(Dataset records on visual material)
###
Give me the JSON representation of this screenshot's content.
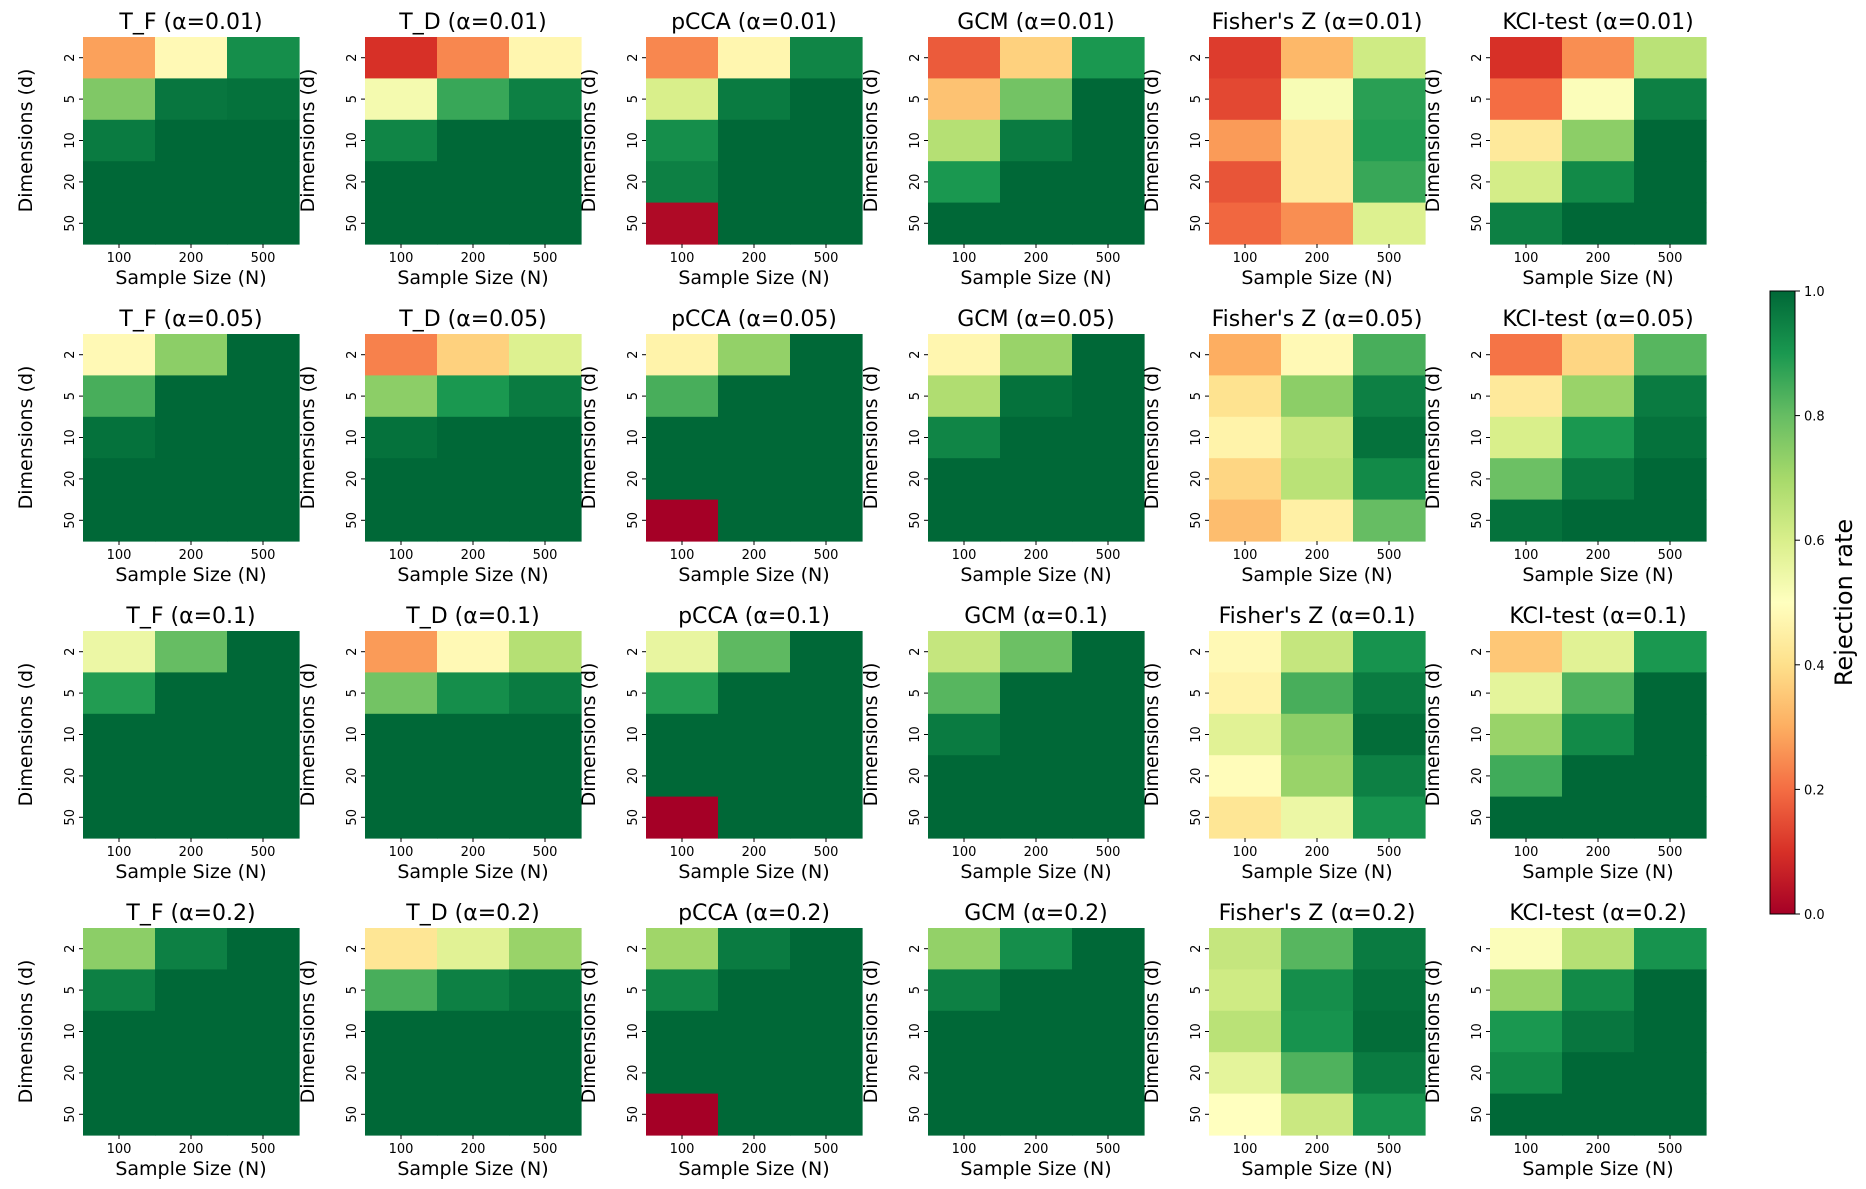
{
  "chart_data": {
    "type": "heatmap",
    "x_categories": [
      "100",
      "200",
      "500"
    ],
    "y_categories": [
      "2",
      "5",
      "10",
      "20",
      "50"
    ],
    "xlabel": "Sample Size (N)",
    "ylabel": "Dimensions (d)",
    "colorbar": {
      "label": "Rejection rate",
      "range": [
        0.0,
        1.0
      ],
      "ticks": [
        "0.0",
        "0.2",
        "0.4",
        "0.6",
        "0.8",
        "1.0"
      ],
      "colormap": "RdYlGn"
    },
    "panels": [
      {
        "title": "T_F (α=0.01)",
        "values": [
          [
            0.28,
            0.48,
            0.92
          ],
          [
            0.76,
            0.97,
            0.98
          ],
          [
            0.96,
            1.0,
            1.0
          ],
          [
            1.0,
            1.0,
            1.0
          ],
          [
            1.0,
            1.0,
            1.0
          ]
        ]
      },
      {
        "title": "T_D (α=0.01)",
        "values": [
          [
            0.1,
            0.24,
            0.47
          ],
          [
            0.53,
            0.86,
            0.95
          ],
          [
            0.94,
            1.0,
            1.0
          ],
          [
            1.0,
            1.0,
            1.0
          ],
          [
            1.0,
            1.0,
            1.0
          ]
        ]
      },
      {
        "title": "pCCA (α=0.01)",
        "values": [
          [
            0.24,
            0.47,
            0.94
          ],
          [
            0.6,
            0.96,
            1.0
          ],
          [
            0.92,
            1.0,
            1.0
          ],
          [
            0.95,
            1.0,
            1.0
          ],
          [
            0.02,
            1.0,
            1.0
          ]
        ]
      },
      {
        "title": "GCM (α=0.01)",
        "values": [
          [
            0.17,
            0.37,
            0.9
          ],
          [
            0.34,
            0.78,
            1.0
          ],
          [
            0.67,
            0.96,
            1.0
          ],
          [
            0.9,
            1.0,
            1.0
          ],
          [
            1.0,
            1.0,
            1.0
          ]
        ]
      },
      {
        "title": "Fisher's Z (α=0.01)",
        "values": [
          [
            0.12,
            0.32,
            0.62
          ],
          [
            0.14,
            0.52,
            0.88
          ],
          [
            0.27,
            0.44,
            0.89
          ],
          [
            0.16,
            0.44,
            0.86
          ],
          [
            0.19,
            0.25,
            0.59
          ]
        ]
      },
      {
        "title": "KCI-test (α=0.01)",
        "values": [
          [
            0.1,
            0.25,
            0.66
          ],
          [
            0.2,
            0.51,
            0.95
          ],
          [
            0.43,
            0.74,
            1.0
          ],
          [
            0.61,
            0.93,
            1.0
          ],
          [
            0.95,
            1.0,
            1.0
          ]
        ]
      },
      {
        "title": "T_F (α=0.05)",
        "values": [
          [
            0.48,
            0.74,
            1.0
          ],
          [
            0.84,
            1.0,
            1.0
          ],
          [
            0.98,
            1.0,
            1.0
          ],
          [
            1.0,
            1.0,
            1.0
          ],
          [
            1.0,
            1.0,
            1.0
          ]
        ]
      },
      {
        "title": "T_D (α=0.05)",
        "values": [
          [
            0.23,
            0.37,
            0.59
          ],
          [
            0.74,
            0.9,
            0.96
          ],
          [
            0.98,
            1.0,
            1.0
          ],
          [
            1.0,
            1.0,
            1.0
          ],
          [
            1.0,
            1.0,
            1.0
          ]
        ]
      },
      {
        "title": "pCCA (α=0.05)",
        "values": [
          [
            0.46,
            0.73,
            1.0
          ],
          [
            0.84,
            1.0,
            1.0
          ],
          [
            1.0,
            1.0,
            1.0
          ],
          [
            1.0,
            1.0,
            1.0
          ],
          [
            0.0,
            1.0,
            1.0
          ]
        ]
      },
      {
        "title": "GCM (α=0.05)",
        "values": [
          [
            0.47,
            0.72,
            1.0
          ],
          [
            0.68,
            0.98,
            1.0
          ],
          [
            0.94,
            1.0,
            1.0
          ],
          [
            1.0,
            1.0,
            1.0
          ],
          [
            1.0,
            1.0,
            1.0
          ]
        ]
      },
      {
        "title": "Fisher's Z (α=0.05)",
        "values": [
          [
            0.3,
            0.48,
            0.84
          ],
          [
            0.41,
            0.74,
            0.95
          ],
          [
            0.46,
            0.64,
            0.98
          ],
          [
            0.38,
            0.66,
            0.93
          ],
          [
            0.33,
            0.45,
            0.8
          ]
        ]
      },
      {
        "title": "KCI-test (α=0.05)",
        "values": [
          [
            0.21,
            0.38,
            0.82
          ],
          [
            0.43,
            0.72,
            0.96
          ],
          [
            0.6,
            0.9,
            0.98
          ],
          [
            0.79,
            0.96,
            1.0
          ],
          [
            0.98,
            1.0,
            1.0
          ]
        ]
      },
      {
        "title": "T_F (α=0.1)",
        "values": [
          [
            0.55,
            0.8,
            1.0
          ],
          [
            0.89,
            1.0,
            1.0
          ],
          [
            1.0,
            1.0,
            1.0
          ],
          [
            1.0,
            1.0,
            1.0
          ],
          [
            1.0,
            1.0,
            1.0
          ]
        ]
      },
      {
        "title": "T_D (α=0.1)",
        "values": [
          [
            0.27,
            0.48,
            0.67
          ],
          [
            0.78,
            0.92,
            0.96
          ],
          [
            1.0,
            1.0,
            1.0
          ],
          [
            1.0,
            1.0,
            1.0
          ],
          [
            1.0,
            1.0,
            1.0
          ]
        ]
      },
      {
        "title": "pCCA (α=0.1)",
        "values": [
          [
            0.56,
            0.81,
            1.0
          ],
          [
            0.89,
            1.0,
            1.0
          ],
          [
            1.0,
            1.0,
            1.0
          ],
          [
            1.0,
            1.0,
            1.0
          ],
          [
            0.0,
            1.0,
            1.0
          ]
        ]
      },
      {
        "title": "GCM (α=0.1)",
        "values": [
          [
            0.64,
            0.79,
            1.0
          ],
          [
            0.82,
            1.0,
            1.0
          ],
          [
            0.96,
            1.0,
            1.0
          ],
          [
            1.0,
            1.0,
            1.0
          ],
          [
            1.0,
            1.0,
            1.0
          ]
        ]
      },
      {
        "title": "Fisher's Z (α=0.1)",
        "values": [
          [
            0.48,
            0.64,
            0.91
          ],
          [
            0.46,
            0.84,
            0.96
          ],
          [
            0.58,
            0.74,
            0.99
          ],
          [
            0.49,
            0.72,
            0.95
          ],
          [
            0.42,
            0.55,
            0.91
          ]
        ]
      },
      {
        "title": "KCI-test (α=0.1)",
        "values": [
          [
            0.35,
            0.58,
            0.9
          ],
          [
            0.57,
            0.83,
            1.0
          ],
          [
            0.72,
            0.93,
            1.0
          ],
          [
            0.85,
            1.0,
            1.0
          ],
          [
            1.0,
            1.0,
            1.0
          ]
        ]
      },
      {
        "title": "T_F (α=0.2)",
        "values": [
          [
            0.74,
            0.95,
            1.0
          ],
          [
            0.95,
            1.0,
            1.0
          ],
          [
            1.0,
            1.0,
            1.0
          ],
          [
            1.0,
            1.0,
            1.0
          ],
          [
            1.0,
            1.0,
            1.0
          ]
        ]
      },
      {
        "title": "T_D (α=0.2)",
        "values": [
          [
            0.42,
            0.58,
            0.72
          ],
          [
            0.84,
            0.95,
            0.98
          ],
          [
            1.0,
            1.0,
            1.0
          ],
          [
            1.0,
            1.0,
            1.0
          ],
          [
            1.0,
            1.0,
            1.0
          ]
        ]
      },
      {
        "title": "pCCA (α=0.2)",
        "values": [
          [
            0.71,
            0.96,
            1.0
          ],
          [
            0.94,
            1.0,
            1.0
          ],
          [
            1.0,
            1.0,
            1.0
          ],
          [
            1.0,
            1.0,
            1.0
          ],
          [
            0.0,
            1.0,
            1.0
          ]
        ]
      },
      {
        "title": "GCM (α=0.2)",
        "values": [
          [
            0.73,
            0.92,
            1.0
          ],
          [
            0.95,
            1.0,
            1.0
          ],
          [
            1.0,
            1.0,
            1.0
          ],
          [
            1.0,
            1.0,
            1.0
          ],
          [
            1.0,
            1.0,
            1.0
          ]
        ]
      },
      {
        "title": "Fisher's Z (α=0.2)",
        "values": [
          [
            0.64,
            0.82,
            0.96
          ],
          [
            0.62,
            0.92,
            0.98
          ],
          [
            0.66,
            0.91,
            0.99
          ],
          [
            0.57,
            0.83,
            0.96
          ],
          [
            0.5,
            0.63,
            0.91
          ]
        ]
      },
      {
        "title": "KCI-test (α=0.2)",
        "values": [
          [
            0.51,
            0.67,
            0.91
          ],
          [
            0.72,
            0.93,
            1.0
          ],
          [
            0.9,
            0.97,
            1.0
          ],
          [
            0.93,
            1.0,
            1.0
          ],
          [
            1.0,
            1.0,
            1.0
          ]
        ]
      }
    ]
  }
}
###
→ What to work on: Return each line where "pCCA" shows up.

→ Result for this task:
        "title": "pCCA (α=0.01)",
        "title": "pCCA (α=0.05)",
        "title": "pCCA (α=0.1)",
        "title": "pCCA (α=0.2)",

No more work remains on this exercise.